■ **DIRECTIONS**: Leave every picture out and write out the records below exactly.
--- BEGIN ---
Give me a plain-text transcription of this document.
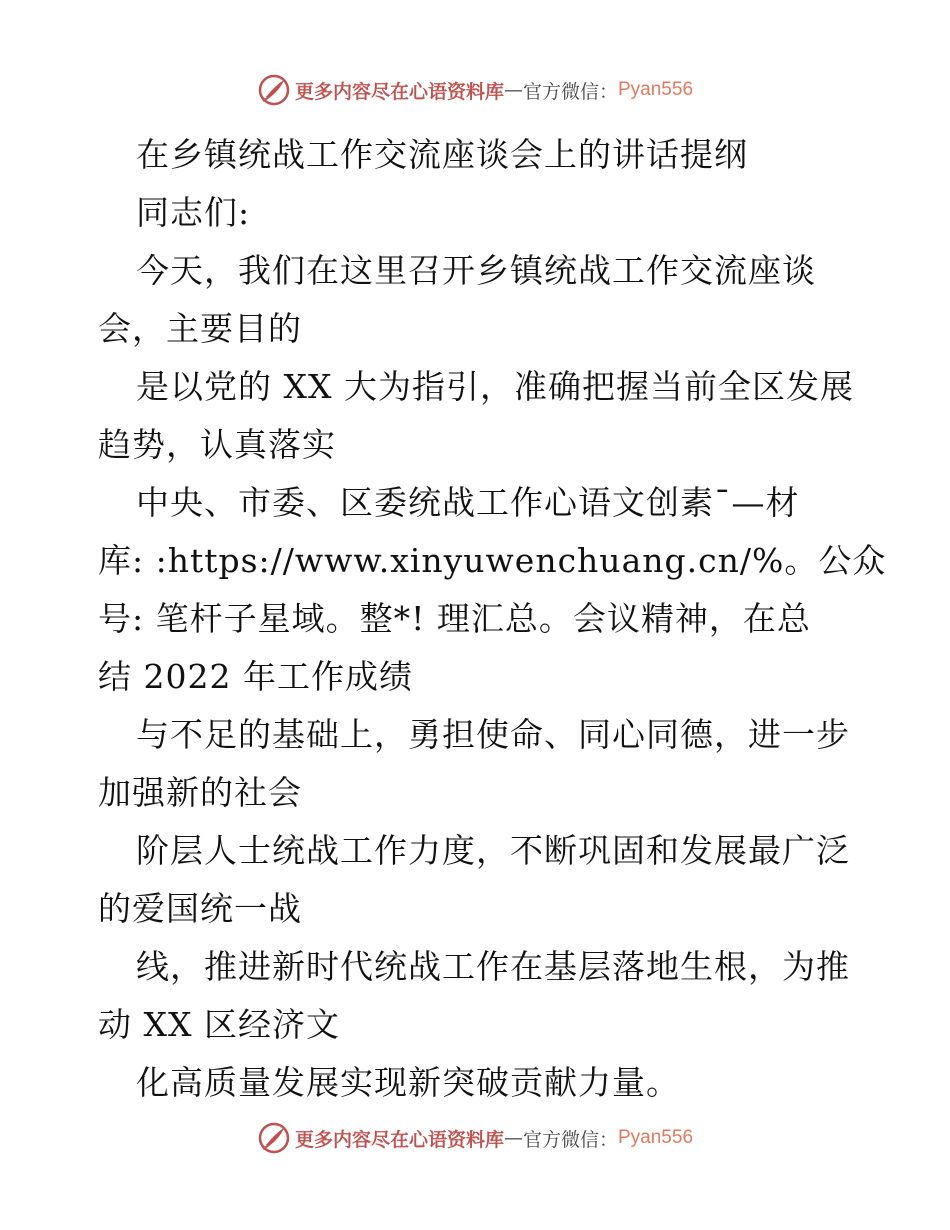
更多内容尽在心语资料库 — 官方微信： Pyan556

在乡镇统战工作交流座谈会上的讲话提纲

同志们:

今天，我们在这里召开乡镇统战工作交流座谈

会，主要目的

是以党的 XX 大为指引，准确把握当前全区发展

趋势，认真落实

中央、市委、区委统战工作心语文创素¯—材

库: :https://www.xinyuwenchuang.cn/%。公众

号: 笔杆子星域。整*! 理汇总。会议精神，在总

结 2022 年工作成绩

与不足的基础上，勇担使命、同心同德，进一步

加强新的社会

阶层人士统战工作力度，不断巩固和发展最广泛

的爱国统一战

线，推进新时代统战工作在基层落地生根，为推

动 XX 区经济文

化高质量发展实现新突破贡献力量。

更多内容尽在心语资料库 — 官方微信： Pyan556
--- END ---
■ **SOLUTION TO THIS PROBLEM**:
Give me a plain-text transcription of this document.
更多内容尽在心语资料库 — 官方微信： Pyan556

在乡镇统战工作交流座谈会上的讲话提纲

同志们:

今天，我们在这里召开乡镇统战工作交流座谈

会，主要目的

是以党的 XX 大为指引，准确把握当前全区发展

趋势，认真落实

中央、市委、区委统战工作心语文创素¯—材

库: :https://www.xinyuwenchuang.cn/%。公众

号: 笔杆子星域。整*! 理汇总。会议精神，在总

结 2022 年工作成绩

与不足的基础上，勇担使命、同心同德，进一步

加强新的社会

阶层人士统战工作力度，不断巩固和发展最广泛

的爱国统一战

线，推进新时代统战工作在基层落地生根，为推

动 XX 区经济文

化高质量发展实现新突破贡献力量。

更多内容尽在心语资料库 — 官方微信： Pyan556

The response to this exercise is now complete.